[SET TASK]:
Collect all lines containing the word "true" from the data.

━━━ EXERCISE INPUT

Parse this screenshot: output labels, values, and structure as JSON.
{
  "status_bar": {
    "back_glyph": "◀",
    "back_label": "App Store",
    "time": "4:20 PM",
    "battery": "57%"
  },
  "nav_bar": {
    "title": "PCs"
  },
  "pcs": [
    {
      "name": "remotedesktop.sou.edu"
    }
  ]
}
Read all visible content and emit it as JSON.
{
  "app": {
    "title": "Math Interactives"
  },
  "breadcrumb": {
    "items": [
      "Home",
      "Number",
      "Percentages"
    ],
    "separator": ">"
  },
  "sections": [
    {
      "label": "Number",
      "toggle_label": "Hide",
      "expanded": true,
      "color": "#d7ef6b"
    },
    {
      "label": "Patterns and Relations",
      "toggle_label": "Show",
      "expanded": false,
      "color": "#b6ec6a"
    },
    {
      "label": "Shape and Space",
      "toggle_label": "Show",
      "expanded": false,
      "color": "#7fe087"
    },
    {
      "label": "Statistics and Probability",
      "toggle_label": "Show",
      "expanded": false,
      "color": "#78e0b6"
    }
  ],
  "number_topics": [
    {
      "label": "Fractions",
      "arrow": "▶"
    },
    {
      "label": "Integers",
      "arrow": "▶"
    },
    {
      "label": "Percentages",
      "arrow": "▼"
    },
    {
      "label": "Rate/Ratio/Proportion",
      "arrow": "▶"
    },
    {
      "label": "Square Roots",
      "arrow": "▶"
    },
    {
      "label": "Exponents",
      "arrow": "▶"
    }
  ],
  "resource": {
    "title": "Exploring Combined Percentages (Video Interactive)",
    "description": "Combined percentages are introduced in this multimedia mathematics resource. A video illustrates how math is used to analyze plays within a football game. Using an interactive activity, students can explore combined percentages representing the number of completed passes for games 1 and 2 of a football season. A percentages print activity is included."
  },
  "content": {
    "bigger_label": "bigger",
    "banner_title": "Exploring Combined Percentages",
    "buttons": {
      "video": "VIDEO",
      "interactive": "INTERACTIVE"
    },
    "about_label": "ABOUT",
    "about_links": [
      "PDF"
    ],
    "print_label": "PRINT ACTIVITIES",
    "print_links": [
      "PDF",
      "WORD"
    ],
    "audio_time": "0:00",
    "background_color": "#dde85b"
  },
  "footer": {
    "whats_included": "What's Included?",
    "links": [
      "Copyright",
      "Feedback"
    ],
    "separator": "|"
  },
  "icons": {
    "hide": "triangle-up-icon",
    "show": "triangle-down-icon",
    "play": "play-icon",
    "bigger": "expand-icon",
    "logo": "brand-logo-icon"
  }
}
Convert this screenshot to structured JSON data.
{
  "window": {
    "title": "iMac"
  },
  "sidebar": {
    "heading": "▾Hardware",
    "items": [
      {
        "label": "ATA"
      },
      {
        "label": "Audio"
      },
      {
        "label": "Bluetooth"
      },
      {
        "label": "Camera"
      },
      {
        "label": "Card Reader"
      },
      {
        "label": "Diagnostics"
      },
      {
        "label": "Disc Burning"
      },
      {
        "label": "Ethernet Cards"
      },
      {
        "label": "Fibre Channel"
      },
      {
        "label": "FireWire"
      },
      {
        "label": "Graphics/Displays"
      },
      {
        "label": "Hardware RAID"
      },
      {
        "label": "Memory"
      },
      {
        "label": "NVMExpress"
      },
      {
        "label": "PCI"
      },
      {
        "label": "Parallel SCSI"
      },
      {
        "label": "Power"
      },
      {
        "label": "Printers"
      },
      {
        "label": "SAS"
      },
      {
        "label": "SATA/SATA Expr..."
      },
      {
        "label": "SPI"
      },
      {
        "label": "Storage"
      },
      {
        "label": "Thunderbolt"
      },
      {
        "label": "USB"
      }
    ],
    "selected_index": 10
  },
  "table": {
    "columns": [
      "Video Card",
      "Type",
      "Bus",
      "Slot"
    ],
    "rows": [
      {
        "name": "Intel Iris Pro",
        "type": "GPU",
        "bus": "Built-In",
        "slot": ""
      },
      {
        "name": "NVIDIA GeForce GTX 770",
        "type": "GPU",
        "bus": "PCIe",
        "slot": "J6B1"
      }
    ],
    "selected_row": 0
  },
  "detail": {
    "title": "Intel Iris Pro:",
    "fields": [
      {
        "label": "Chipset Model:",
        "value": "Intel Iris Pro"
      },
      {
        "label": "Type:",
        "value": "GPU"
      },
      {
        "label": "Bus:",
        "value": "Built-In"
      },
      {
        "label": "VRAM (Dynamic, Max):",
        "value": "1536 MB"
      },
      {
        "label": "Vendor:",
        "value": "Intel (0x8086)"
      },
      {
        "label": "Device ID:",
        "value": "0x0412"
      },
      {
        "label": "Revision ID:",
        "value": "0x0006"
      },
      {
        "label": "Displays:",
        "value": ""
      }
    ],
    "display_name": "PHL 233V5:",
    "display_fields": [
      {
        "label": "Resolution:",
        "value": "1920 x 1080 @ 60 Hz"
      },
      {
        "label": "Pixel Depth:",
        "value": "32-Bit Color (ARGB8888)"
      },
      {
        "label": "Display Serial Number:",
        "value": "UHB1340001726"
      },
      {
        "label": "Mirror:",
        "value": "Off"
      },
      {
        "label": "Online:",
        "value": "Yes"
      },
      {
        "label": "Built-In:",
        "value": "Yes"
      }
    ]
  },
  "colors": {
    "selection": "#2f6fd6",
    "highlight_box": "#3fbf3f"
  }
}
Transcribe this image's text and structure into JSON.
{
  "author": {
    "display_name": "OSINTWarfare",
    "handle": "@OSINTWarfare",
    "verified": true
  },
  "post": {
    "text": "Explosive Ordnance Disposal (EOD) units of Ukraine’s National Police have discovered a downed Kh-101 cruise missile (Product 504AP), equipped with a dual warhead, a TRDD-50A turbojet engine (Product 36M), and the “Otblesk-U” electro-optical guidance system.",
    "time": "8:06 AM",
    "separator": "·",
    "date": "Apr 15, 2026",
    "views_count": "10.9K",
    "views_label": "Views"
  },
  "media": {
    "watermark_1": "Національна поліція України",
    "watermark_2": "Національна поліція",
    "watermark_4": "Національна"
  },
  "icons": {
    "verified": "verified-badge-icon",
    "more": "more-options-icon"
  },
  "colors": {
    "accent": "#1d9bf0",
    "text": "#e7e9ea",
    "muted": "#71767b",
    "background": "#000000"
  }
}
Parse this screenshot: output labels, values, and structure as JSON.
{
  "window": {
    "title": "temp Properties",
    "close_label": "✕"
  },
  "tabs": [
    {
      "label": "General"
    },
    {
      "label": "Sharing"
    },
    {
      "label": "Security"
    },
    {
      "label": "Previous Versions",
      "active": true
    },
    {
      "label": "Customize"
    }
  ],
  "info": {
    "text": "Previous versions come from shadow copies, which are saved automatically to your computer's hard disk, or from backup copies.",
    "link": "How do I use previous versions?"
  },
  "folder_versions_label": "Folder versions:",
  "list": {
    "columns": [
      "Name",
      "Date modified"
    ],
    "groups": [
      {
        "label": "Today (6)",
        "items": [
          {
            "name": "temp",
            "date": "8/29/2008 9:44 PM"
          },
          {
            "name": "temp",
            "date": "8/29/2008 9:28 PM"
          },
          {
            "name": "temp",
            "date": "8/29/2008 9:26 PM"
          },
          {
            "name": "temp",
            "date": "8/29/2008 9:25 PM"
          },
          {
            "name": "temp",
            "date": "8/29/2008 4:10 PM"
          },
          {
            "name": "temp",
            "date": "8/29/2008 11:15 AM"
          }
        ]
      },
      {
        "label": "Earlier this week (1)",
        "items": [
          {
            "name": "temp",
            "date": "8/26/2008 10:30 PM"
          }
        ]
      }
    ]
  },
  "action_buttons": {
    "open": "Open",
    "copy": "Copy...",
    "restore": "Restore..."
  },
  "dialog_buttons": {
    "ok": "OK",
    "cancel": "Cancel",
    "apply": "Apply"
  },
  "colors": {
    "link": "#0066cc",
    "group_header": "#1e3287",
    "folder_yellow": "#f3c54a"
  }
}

━━━━━━

[SOLUTION TO THE PROBLEM]:
      "expanded": true,
    "verified": true
      "active": true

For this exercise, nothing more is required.